**Goal of the exercise**
Return the number of lines that include the string "data", without any other text.

— BEGIN —

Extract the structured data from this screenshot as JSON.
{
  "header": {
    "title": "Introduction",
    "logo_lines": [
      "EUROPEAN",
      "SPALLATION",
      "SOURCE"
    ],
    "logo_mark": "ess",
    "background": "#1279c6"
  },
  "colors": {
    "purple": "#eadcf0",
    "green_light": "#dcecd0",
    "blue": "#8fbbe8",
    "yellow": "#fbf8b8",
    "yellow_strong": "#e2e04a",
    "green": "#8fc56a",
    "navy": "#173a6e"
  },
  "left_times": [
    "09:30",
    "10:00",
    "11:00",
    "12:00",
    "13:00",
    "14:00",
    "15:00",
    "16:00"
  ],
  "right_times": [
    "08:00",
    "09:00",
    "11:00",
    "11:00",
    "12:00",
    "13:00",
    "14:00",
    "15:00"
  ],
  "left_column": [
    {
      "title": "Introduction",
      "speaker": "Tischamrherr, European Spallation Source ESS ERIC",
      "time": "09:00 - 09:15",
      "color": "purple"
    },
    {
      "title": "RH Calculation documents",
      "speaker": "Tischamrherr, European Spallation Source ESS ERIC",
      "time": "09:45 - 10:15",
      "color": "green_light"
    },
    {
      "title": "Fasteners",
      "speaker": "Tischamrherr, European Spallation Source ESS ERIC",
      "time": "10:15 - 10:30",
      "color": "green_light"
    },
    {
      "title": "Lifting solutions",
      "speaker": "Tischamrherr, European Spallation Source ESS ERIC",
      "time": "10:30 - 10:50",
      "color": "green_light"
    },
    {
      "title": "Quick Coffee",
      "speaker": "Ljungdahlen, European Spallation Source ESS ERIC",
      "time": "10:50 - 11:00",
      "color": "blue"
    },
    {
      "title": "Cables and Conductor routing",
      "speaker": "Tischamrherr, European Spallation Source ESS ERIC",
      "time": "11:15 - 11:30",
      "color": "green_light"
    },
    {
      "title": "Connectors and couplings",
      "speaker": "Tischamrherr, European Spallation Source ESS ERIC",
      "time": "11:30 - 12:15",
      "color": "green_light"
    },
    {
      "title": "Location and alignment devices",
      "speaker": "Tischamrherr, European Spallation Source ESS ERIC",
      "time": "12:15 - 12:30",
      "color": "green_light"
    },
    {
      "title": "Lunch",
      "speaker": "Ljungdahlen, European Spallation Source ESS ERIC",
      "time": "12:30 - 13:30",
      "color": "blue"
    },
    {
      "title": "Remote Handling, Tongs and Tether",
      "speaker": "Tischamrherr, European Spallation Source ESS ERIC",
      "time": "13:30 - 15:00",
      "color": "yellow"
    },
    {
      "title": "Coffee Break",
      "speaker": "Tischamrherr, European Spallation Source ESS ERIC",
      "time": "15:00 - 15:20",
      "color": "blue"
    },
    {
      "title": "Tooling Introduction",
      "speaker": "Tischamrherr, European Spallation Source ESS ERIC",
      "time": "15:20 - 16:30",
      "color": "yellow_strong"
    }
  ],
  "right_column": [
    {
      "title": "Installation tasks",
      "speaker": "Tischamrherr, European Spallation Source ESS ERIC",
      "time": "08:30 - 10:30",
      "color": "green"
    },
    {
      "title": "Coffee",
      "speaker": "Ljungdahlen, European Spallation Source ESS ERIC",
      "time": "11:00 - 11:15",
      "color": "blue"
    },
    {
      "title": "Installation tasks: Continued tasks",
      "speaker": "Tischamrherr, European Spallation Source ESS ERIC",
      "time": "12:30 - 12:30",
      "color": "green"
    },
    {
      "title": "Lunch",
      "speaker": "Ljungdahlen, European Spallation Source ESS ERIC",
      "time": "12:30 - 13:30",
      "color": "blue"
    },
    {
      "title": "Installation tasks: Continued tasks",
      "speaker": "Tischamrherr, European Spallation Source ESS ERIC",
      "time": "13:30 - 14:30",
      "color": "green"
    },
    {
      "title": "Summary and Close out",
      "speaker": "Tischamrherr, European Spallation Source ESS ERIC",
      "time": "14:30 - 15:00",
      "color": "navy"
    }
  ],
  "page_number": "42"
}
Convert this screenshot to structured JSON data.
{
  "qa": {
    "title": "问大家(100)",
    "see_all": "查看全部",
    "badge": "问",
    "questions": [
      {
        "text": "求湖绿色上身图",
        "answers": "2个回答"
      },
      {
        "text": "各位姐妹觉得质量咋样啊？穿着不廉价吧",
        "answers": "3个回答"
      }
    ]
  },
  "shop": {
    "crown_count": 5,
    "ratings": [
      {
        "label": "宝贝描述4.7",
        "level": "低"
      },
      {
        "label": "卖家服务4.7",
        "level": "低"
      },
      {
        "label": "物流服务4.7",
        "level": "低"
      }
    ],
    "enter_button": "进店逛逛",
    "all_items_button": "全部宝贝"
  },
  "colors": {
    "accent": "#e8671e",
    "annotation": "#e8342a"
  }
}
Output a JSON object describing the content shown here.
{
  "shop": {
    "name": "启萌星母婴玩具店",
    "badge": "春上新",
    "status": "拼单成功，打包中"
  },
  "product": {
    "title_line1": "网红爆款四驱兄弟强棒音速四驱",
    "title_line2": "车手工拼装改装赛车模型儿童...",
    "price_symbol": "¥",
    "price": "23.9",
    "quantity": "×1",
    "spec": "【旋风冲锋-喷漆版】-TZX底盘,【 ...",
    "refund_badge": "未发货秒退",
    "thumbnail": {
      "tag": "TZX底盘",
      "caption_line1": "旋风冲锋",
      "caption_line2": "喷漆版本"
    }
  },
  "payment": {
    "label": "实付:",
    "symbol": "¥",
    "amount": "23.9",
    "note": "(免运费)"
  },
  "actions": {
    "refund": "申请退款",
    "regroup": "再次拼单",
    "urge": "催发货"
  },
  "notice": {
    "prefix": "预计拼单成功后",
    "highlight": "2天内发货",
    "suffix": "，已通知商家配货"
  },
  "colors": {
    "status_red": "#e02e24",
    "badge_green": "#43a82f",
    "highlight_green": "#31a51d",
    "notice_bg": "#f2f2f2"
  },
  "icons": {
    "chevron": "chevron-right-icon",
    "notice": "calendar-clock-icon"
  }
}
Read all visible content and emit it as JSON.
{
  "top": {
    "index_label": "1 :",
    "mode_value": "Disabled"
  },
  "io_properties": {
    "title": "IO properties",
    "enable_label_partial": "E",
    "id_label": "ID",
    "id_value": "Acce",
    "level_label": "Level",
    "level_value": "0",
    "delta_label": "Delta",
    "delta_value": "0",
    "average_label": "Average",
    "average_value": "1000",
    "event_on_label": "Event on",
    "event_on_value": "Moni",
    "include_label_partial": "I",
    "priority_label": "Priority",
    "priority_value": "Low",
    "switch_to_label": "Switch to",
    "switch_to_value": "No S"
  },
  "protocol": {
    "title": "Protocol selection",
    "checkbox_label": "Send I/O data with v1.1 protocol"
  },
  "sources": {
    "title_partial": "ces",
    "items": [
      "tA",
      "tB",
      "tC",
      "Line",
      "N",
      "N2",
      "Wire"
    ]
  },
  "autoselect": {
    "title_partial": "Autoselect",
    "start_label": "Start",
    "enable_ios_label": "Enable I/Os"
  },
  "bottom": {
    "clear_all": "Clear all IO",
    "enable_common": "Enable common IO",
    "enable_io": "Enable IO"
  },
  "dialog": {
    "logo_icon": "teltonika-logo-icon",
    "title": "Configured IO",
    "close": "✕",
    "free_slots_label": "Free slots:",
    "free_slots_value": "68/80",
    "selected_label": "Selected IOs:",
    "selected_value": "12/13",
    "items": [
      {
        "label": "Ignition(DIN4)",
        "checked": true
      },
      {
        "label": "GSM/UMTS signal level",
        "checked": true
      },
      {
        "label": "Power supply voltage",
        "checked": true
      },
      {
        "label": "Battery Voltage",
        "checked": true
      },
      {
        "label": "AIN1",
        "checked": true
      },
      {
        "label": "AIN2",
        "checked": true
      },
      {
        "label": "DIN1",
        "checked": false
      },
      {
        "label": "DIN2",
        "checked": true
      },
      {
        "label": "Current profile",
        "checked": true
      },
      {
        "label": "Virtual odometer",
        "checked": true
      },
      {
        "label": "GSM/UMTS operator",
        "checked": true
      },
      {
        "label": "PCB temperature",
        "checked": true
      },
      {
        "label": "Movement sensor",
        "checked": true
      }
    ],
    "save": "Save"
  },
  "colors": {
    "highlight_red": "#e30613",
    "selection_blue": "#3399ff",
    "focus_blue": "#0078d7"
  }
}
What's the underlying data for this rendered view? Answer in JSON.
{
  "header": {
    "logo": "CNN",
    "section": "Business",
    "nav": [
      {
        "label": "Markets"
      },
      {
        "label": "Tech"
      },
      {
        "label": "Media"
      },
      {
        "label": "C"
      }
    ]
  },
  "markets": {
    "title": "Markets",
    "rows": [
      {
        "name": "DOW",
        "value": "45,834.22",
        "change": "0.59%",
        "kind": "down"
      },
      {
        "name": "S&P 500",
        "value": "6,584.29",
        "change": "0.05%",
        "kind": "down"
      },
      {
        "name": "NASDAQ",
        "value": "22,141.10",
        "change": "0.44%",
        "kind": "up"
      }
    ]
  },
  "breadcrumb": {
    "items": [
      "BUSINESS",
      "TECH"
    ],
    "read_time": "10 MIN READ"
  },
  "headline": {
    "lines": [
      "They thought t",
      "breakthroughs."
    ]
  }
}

— END —

**Output of the exercise**
4